**Task description**
Can you give the data below again with every "candle-body" switched to "candle-rect" and nothing else changed, leaving the pictures out?

**Listed records**
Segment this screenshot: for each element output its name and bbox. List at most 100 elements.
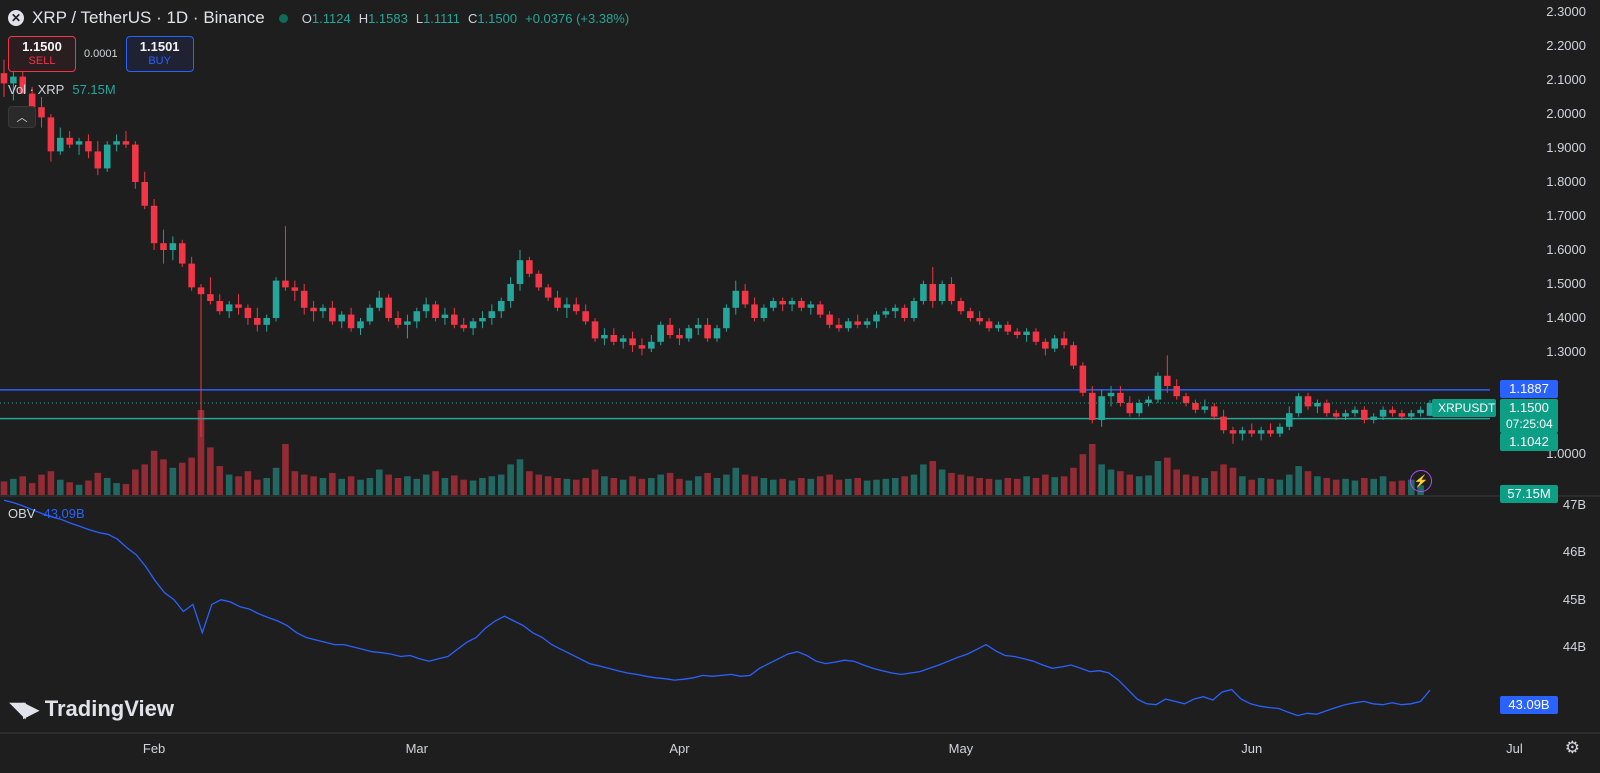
volume-bar	[1304, 471, 1312, 495]
candle-body	[995, 324, 1002, 329]
high-value: 1.1583	[368, 10, 408, 26]
candle-body	[329, 307, 336, 322]
gear-icon[interactable]: ⚙	[1564, 738, 1580, 757]
volume-bar	[694, 476, 702, 495]
obv-label: OBV	[8, 506, 36, 521]
lightning-icon[interactable]: ⚡	[1410, 470, 1432, 492]
volume-bar	[929, 461, 937, 495]
candle-body	[1295, 396, 1302, 414]
volume-bar	[770, 479, 777, 495]
candle-body	[432, 304, 439, 318]
volume-bar	[1004, 478, 1012, 495]
candle-body	[535, 273, 543, 288]
volume-bar	[422, 474, 430, 495]
last-price-tag[interactable]: 1.1500	[1500, 399, 1558, 417]
candle-body	[854, 321, 862, 325]
price-tick-label: 2.1000	[1546, 72, 1586, 87]
candle-body	[394, 318, 402, 325]
volume-bar	[310, 476, 317, 495]
candle-body	[779, 301, 786, 305]
volume-bar	[835, 479, 843, 495]
volume-bar	[1032, 478, 1040, 495]
candle-body	[1332, 413, 1340, 417]
candle-body	[873, 314, 880, 322]
volume-bar	[1379, 476, 1387, 495]
volume-bar	[572, 479, 580, 495]
volume-bar	[816, 476, 824, 495]
candle-body	[1182, 396, 1190, 403]
candle-body	[169, 243, 177, 250]
volume-bar	[1361, 478, 1368, 495]
candle-body	[1098, 396, 1105, 420]
volume-bar	[347, 476, 355, 495]
candle-body	[601, 335, 608, 339]
volume-bar	[1295, 466, 1302, 495]
volume-bar	[741, 474, 749, 495]
candle-body	[422, 304, 430, 312]
symbol-title[interactable]: XRP / TetherUS · 1D · Binance	[32, 8, 265, 27]
resistance-level-tag[interactable]: 1.1887	[1500, 380, 1558, 398]
volume-bar	[732, 467, 740, 495]
candle-body	[488, 311, 496, 318]
candle-body	[563, 304, 571, 308]
candle-body	[788, 301, 796, 305]
volume-bar	[1126, 474, 1134, 495]
candle-body	[516, 260, 524, 284]
volume-bar	[497, 474, 505, 495]
volume-bar	[66, 482, 73, 495]
candle-body	[310, 307, 317, 312]
volume-bar	[610, 478, 618, 495]
high-label: H	[358, 10, 369, 26]
obv-tick-label: 47B	[1562, 497, 1586, 512]
volume-bar	[207, 447, 214, 495]
buy-button[interactable]: 1.1501 BUY	[125, 36, 194, 72]
volume-tag[interactable]: 57.15M	[1500, 485, 1558, 503]
candle-body	[207, 294, 214, 301]
candle-body	[1314, 403, 1321, 407]
collapse-legend-button[interactable]: ︿	[8, 106, 36, 128]
volume-bar	[1135, 476, 1143, 495]
market-status-icon[interactable]	[278, 13, 288, 23]
candle-body	[178, 243, 186, 264]
candle-body	[197, 287, 205, 295]
volume-legend[interactable]: Vol · XRP 57.15M	[8, 82, 116, 97]
obv-tick-label: 45B	[1562, 591, 1586, 607]
obv-tag[interactable]: 43.09B	[1500, 696, 1558, 714]
candle-body	[610, 335, 618, 342]
tradingview-watermark[interactable]: ◥▶ TradingView	[10, 696, 174, 722]
volume-bar	[160, 459, 167, 495]
volume-bar	[723, 474, 730, 495]
price-tick-label: 1.4000	[1546, 310, 1586, 325]
volume-bar	[1070, 467, 1077, 495]
candle-body	[1210, 406, 1218, 417]
candle-body	[882, 311, 890, 315]
volume-bar	[629, 476, 636, 495]
volume-bar	[1173, 469, 1180, 495]
volume-bar	[432, 471, 439, 495]
ohlc-values: O1.1124 H1.1583 L1.1111 C1.1500 +0.0376 …	[302, 11, 629, 26]
obv-legend[interactable]: OBV 43.09B	[8, 506, 85, 521]
candle-body	[216, 301, 224, 312]
candle-body	[1342, 413, 1349, 417]
volume-bar	[319, 478, 327, 495]
volume-bar	[178, 462, 186, 495]
symbol-tag[interactable]: XRPUSDT	[1432, 399, 1496, 417]
low-label: L	[415, 10, 424, 26]
price-tick-label: 1.8000	[1546, 174, 1586, 189]
volume-bar	[1013, 478, 1021, 495]
volume-bar	[648, 478, 655, 495]
volume-bar	[854, 478, 862, 495]
candle-body	[385, 297, 392, 318]
tradingview-logo-icon: ◥▶	[10, 698, 39, 721]
candle-body	[835, 324, 843, 329]
candle-body	[1192, 403, 1199, 410]
volume-bar	[1389, 481, 1396, 495]
candle-body	[976, 318, 983, 322]
support-level-tag[interactable]: 1.1042	[1500, 433, 1558, 451]
volume-bar	[985, 478, 993, 495]
volume-bar	[254, 479, 261, 495]
sell-button[interactable]: 1.1500 SELL	[8, 36, 76, 72]
volume-bar	[235, 476, 242, 495]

**Exercise result**
Segment this screenshot: for each element output its name and bbox. List at most 100 elements.
volume-bar	[1304, 471, 1312, 495]
candle-rect	[995, 324, 1002, 329]
high-value: 1.1583	[368, 10, 408, 26]
candle-rect	[329, 307, 336, 322]
gear-icon[interactable]: ⚙	[1564, 738, 1580, 757]
volume-bar	[694, 476, 702, 495]
obv-label: OBV	[8, 506, 36, 521]
lightning-icon[interactable]: ⚡	[1410, 470, 1432, 492]
volume-bar	[929, 461, 937, 495]
candle-rect	[1295, 396, 1302, 414]
volume-bar	[770, 479, 777, 495]
candle-rect	[432, 304, 439, 318]
volume-bar	[1004, 478, 1012, 495]
candle-rect	[535, 273, 543, 288]
volume-bar	[422, 474, 430, 495]
last-price-tag[interactable]: 1.1500	[1500, 399, 1558, 417]
candle-rect	[854, 321, 862, 325]
price-tick-label: 2.1000	[1546, 72, 1586, 87]
candle-rect	[394, 318, 402, 325]
volume-bar	[310, 476, 317, 495]
candle-rect	[779, 301, 786, 305]
volume-bar	[835, 479, 843, 495]
volume-bar	[1032, 478, 1040, 495]
candle-rect	[1332, 413, 1340, 417]
candle-rect	[873, 314, 880, 322]
volume-bar	[1379, 476, 1387, 495]
volume-bar	[572, 479, 580, 495]
volume-bar	[816, 476, 824, 495]
candle-rect	[1182, 396, 1190, 403]
candle-rect	[169, 243, 177, 250]
volume-bar	[1361, 478, 1368, 495]
candle-rect	[1098, 396, 1105, 420]
volume-bar	[347, 476, 355, 495]
candle-rect	[601, 335, 608, 339]
volume-bar	[1295, 466, 1302, 495]
volume-bar	[741, 474, 749, 495]
candle-rect	[422, 304, 430, 312]
symbol-title[interactable]: XRP / TetherUS · 1D · Binance	[32, 8, 265, 27]
resistance-level-tag[interactable]: 1.1887	[1500, 380, 1558, 398]
volume-bar	[732, 467, 740, 495]
candle-rect	[488, 311, 496, 318]
candle-rect	[563, 304, 571, 308]
candle-rect	[788, 301, 796, 305]
volume-bar	[1126, 474, 1134, 495]
candle-rect	[516, 260, 524, 284]
volume-bar	[497, 474, 505, 495]
volume-bar	[66, 482, 73, 495]
candle-rect	[310, 307, 317, 312]
volume-bar	[610, 478, 618, 495]
high-label: H	[358, 10, 369, 26]
obv-tick-label: 47B	[1562, 497, 1586, 512]
volume-bar	[207, 447, 214, 495]
buy-button[interactable]: 1.1501 BUY	[125, 36, 194, 72]
volume-tag[interactable]: 57.15M	[1500, 485, 1558, 503]
candle-rect	[207, 294, 214, 301]
candle-rect	[1314, 403, 1321, 407]
collapse-legend-button[interactable]: ︿	[8, 106, 36, 128]
volume-bar	[1135, 476, 1143, 495]
market-status-icon[interactable]	[278, 13, 288, 23]
candle-rect	[178, 243, 186, 264]
candle-rect	[197, 287, 205, 295]
volume-legend[interactable]: Vol · XRP 57.15M	[8, 82, 116, 97]
obv-tick-label: 45B	[1562, 591, 1586, 607]
obv-tag[interactable]: 43.09B	[1500, 696, 1558, 714]
candle-rect	[610, 335, 618, 342]
tradingview-watermark[interactable]: ◥▶ TradingView	[10, 696, 174, 722]
volume-bar	[160, 459, 167, 495]
volume-bar	[723, 474, 730, 495]
price-tick-label: 1.4000	[1546, 310, 1586, 325]
volume-bar	[1070, 467, 1077, 495]
candle-rect	[1210, 406, 1218, 417]
candle-rect	[882, 311, 890, 315]
volume-bar	[629, 476, 636, 495]
volume-bar	[1173, 469, 1180, 495]
volume-bar	[432, 471, 439, 495]
ohlc-values: O1.1124 H1.1583 L1.1111 C1.1500 +0.0376 …	[302, 11, 629, 26]
obv-legend[interactable]: OBV 43.09B	[8, 506, 85, 521]
candle-rect	[216, 301, 224, 312]
candle-rect	[1342, 413, 1349, 417]
volume-bar	[319, 478, 327, 495]
volume-bar	[178, 462, 186, 495]
symbol-tag[interactable]: XRPUSDT	[1432, 399, 1496, 417]
low-label: L	[415, 10, 424, 26]
price-tick-label: 1.8000	[1546, 174, 1586, 189]
volume-bar	[1013, 478, 1021, 495]
volume-bar	[648, 478, 655, 495]
volume-bar	[854, 478, 862, 495]
candle-rect	[385, 297, 392, 318]
tradingview-logo-icon: ◥▶	[10, 698, 39, 721]
candle-rect	[835, 324, 843, 329]
candle-rect	[1192, 403, 1199, 410]
volume-bar	[1389, 481, 1396, 495]
candle-rect	[976, 318, 983, 322]
support-level-tag[interactable]: 1.1042	[1500, 433, 1558, 451]
volume-bar	[985, 478, 993, 495]
volume-bar	[254, 479, 261, 495]
sell-button[interactable]: 1.1500 SELL	[8, 36, 76, 72]
volume-bar	[235, 476, 242, 495]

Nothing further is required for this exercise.